Exercise brief:
Below is a listing. Gather each line of it that contains "whole".

Input data:
** Begin **

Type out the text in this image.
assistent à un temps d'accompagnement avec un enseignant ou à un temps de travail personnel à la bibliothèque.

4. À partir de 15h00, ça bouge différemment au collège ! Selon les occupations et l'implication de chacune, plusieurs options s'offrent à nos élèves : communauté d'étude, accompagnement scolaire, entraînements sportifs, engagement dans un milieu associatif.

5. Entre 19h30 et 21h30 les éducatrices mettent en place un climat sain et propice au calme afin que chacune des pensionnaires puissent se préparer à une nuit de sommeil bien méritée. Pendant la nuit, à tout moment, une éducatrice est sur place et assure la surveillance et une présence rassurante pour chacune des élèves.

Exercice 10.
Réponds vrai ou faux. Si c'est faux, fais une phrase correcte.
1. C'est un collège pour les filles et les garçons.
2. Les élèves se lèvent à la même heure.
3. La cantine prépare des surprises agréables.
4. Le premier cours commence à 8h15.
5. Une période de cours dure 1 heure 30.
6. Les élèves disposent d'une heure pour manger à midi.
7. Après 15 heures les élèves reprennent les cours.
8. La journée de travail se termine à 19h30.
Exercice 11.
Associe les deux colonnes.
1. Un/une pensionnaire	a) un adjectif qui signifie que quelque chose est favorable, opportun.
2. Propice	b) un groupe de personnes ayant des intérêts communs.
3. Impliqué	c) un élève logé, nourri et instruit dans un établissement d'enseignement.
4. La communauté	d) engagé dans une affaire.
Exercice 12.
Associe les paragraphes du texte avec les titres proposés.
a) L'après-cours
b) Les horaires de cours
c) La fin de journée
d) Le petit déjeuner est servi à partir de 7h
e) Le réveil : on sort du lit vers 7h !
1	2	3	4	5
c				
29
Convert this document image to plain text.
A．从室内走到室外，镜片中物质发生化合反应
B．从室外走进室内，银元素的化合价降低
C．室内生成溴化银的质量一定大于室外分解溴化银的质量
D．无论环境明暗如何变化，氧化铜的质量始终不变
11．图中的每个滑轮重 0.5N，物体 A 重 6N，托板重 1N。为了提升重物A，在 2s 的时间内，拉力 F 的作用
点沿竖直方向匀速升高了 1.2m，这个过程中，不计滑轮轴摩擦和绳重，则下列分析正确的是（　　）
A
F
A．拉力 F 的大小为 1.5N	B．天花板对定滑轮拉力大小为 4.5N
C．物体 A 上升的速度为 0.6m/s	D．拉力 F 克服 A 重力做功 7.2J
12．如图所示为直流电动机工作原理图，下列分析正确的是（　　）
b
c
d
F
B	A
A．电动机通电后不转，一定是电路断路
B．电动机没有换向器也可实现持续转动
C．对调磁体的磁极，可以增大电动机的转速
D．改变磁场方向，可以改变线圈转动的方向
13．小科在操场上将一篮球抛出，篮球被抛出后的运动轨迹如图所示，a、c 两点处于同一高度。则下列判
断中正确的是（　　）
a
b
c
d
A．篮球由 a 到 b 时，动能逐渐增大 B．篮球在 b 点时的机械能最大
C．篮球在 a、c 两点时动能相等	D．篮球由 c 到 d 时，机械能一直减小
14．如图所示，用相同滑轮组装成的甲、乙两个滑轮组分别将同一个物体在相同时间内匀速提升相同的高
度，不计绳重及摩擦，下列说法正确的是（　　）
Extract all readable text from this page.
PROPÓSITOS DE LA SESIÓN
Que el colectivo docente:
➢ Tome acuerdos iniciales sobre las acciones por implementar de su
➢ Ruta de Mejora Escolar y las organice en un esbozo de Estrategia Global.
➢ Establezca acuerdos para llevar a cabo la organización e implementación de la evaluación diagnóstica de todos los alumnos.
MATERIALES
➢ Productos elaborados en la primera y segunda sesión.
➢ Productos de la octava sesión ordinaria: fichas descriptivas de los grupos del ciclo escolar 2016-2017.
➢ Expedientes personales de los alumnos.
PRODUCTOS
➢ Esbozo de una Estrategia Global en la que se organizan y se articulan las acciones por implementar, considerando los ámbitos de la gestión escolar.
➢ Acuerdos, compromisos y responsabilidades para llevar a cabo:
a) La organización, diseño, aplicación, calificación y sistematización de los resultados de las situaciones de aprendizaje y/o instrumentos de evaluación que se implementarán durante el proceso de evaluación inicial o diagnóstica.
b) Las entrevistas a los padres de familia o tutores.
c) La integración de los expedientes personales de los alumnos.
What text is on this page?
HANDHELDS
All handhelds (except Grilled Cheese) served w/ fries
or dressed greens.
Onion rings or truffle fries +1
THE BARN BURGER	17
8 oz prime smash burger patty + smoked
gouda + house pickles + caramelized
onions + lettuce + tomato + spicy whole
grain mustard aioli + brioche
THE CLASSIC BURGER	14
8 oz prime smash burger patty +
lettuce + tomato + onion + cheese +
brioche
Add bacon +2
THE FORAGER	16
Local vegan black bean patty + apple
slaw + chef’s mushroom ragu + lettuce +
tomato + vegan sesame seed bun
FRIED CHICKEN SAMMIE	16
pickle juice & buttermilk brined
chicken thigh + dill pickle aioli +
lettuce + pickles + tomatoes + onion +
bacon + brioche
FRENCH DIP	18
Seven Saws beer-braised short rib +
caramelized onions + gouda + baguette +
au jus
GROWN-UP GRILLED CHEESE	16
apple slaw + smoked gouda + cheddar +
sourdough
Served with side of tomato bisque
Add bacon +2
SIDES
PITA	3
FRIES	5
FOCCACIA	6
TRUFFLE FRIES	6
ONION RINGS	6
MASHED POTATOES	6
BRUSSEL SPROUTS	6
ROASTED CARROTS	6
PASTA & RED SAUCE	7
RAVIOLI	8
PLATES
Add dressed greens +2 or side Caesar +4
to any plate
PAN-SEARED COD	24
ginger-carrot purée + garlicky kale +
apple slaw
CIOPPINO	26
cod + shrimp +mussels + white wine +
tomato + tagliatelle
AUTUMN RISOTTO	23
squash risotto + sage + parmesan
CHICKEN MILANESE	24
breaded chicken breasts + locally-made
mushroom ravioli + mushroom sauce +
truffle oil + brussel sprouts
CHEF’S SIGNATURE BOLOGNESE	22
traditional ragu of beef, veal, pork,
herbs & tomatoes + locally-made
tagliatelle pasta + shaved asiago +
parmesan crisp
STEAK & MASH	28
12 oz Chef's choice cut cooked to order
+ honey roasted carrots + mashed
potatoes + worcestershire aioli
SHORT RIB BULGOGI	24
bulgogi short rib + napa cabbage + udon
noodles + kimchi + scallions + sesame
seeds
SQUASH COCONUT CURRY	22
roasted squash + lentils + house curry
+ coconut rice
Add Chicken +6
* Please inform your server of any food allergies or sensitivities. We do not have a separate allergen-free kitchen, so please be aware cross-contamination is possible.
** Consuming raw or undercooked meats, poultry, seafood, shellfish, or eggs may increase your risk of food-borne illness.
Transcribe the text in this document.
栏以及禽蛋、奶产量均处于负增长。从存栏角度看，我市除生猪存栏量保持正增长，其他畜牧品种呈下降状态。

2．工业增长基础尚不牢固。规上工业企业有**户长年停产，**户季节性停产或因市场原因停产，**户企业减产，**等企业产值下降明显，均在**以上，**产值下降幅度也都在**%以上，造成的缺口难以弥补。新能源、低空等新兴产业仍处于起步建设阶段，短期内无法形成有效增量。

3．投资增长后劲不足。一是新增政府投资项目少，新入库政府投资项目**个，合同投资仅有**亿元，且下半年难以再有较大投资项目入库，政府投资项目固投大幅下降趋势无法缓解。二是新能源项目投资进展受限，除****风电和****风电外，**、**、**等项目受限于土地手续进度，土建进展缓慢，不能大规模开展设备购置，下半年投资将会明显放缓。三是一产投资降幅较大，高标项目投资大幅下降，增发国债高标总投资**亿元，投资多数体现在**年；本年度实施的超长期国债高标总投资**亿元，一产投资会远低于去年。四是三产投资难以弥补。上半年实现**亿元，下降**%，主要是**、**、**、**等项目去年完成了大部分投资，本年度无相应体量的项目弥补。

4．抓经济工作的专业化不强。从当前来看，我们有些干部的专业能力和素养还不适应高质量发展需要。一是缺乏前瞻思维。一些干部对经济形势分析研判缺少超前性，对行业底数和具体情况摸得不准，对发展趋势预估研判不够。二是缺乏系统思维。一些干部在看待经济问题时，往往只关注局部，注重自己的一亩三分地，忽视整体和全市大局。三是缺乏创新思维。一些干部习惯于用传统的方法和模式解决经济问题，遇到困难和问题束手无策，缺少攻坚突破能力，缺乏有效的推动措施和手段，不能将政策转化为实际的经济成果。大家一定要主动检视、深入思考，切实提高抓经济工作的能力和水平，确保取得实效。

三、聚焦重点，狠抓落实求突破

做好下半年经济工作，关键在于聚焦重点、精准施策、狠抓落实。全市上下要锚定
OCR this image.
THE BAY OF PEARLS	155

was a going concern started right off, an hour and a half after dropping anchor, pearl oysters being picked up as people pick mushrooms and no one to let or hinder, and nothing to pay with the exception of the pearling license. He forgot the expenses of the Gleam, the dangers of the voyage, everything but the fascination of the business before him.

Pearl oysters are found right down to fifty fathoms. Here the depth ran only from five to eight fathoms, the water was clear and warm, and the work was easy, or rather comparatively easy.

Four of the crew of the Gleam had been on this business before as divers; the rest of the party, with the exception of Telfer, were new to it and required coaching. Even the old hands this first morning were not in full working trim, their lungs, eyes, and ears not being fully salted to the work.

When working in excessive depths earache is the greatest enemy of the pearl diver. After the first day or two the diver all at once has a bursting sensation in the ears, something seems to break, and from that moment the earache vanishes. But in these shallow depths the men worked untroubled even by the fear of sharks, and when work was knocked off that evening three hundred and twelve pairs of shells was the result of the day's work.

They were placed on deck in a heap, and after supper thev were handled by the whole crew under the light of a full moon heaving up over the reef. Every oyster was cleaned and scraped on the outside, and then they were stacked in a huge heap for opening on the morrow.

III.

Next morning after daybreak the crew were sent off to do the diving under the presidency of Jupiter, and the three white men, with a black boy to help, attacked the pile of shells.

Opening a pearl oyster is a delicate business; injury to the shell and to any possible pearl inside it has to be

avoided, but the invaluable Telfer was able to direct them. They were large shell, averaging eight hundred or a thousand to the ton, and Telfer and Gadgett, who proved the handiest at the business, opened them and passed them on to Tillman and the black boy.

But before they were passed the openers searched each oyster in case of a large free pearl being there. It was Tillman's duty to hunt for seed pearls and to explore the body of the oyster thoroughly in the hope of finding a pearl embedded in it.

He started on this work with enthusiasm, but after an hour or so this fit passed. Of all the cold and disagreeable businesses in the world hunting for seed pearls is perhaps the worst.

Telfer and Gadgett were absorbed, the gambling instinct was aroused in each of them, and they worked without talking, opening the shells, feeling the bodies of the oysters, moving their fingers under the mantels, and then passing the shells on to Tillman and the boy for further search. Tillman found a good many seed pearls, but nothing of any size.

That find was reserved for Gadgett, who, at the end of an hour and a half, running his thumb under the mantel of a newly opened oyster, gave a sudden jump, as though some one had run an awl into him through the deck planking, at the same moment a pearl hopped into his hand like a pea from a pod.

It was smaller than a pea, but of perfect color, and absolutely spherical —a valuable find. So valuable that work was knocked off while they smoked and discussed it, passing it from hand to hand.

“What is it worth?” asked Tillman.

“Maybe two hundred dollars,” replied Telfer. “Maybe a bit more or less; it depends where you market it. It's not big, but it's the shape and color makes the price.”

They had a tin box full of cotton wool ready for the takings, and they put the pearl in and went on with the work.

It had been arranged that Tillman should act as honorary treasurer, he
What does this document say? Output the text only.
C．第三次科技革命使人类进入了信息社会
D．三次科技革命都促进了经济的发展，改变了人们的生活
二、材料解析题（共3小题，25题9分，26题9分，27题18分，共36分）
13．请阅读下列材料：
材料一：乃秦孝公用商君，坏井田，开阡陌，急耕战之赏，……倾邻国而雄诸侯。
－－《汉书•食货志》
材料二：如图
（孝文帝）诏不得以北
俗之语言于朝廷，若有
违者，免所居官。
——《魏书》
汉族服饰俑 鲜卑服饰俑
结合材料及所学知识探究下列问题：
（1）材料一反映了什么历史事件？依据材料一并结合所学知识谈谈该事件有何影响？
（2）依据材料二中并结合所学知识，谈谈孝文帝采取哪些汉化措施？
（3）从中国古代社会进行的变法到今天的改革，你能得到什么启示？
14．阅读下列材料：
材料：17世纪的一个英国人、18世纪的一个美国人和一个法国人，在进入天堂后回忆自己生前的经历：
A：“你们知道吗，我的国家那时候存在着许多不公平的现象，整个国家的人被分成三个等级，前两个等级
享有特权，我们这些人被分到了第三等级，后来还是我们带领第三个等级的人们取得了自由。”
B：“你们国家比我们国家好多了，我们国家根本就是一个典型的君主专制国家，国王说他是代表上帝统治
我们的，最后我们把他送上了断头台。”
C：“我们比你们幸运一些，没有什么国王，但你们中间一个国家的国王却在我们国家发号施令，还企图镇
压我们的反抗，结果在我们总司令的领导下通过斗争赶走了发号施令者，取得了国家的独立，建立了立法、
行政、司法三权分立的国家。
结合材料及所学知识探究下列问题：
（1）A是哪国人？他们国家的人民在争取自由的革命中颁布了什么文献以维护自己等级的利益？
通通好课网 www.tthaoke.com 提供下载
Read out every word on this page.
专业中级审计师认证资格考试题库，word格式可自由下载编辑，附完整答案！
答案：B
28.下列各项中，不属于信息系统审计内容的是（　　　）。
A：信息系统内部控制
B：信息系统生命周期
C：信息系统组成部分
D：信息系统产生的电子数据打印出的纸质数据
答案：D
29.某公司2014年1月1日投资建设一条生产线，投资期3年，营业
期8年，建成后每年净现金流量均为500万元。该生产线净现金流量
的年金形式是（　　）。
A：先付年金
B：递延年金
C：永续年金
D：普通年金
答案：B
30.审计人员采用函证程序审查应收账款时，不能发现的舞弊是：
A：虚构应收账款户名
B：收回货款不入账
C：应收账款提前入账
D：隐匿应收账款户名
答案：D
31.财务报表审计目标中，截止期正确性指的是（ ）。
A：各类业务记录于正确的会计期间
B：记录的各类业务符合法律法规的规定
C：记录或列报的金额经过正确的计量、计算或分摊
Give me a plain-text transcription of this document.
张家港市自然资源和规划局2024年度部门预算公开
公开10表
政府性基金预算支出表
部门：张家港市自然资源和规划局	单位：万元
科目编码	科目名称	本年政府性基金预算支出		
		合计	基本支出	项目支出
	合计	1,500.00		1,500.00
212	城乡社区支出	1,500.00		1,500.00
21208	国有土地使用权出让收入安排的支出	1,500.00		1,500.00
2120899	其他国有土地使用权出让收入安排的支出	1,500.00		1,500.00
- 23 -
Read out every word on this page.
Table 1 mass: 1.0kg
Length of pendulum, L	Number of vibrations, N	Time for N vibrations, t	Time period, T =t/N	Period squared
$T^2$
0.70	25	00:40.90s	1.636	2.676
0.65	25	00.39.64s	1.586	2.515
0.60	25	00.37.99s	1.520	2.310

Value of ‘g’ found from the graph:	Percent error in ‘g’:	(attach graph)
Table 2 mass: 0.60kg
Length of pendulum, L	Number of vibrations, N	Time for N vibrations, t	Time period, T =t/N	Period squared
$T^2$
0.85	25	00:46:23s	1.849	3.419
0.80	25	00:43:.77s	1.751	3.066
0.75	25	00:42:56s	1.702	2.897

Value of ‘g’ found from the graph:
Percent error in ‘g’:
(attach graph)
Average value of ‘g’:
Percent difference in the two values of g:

** End **

Worked solution:
onions + lettuce + tomato + spicy whole
They were placed on deck in a heap, and after supper thev were handled by the whole crew under the light of a full moon heaving up over the reef. Every oyster was cleaned and scraped on the outside, and then they were stacked in a huge heap for opening on the morrow.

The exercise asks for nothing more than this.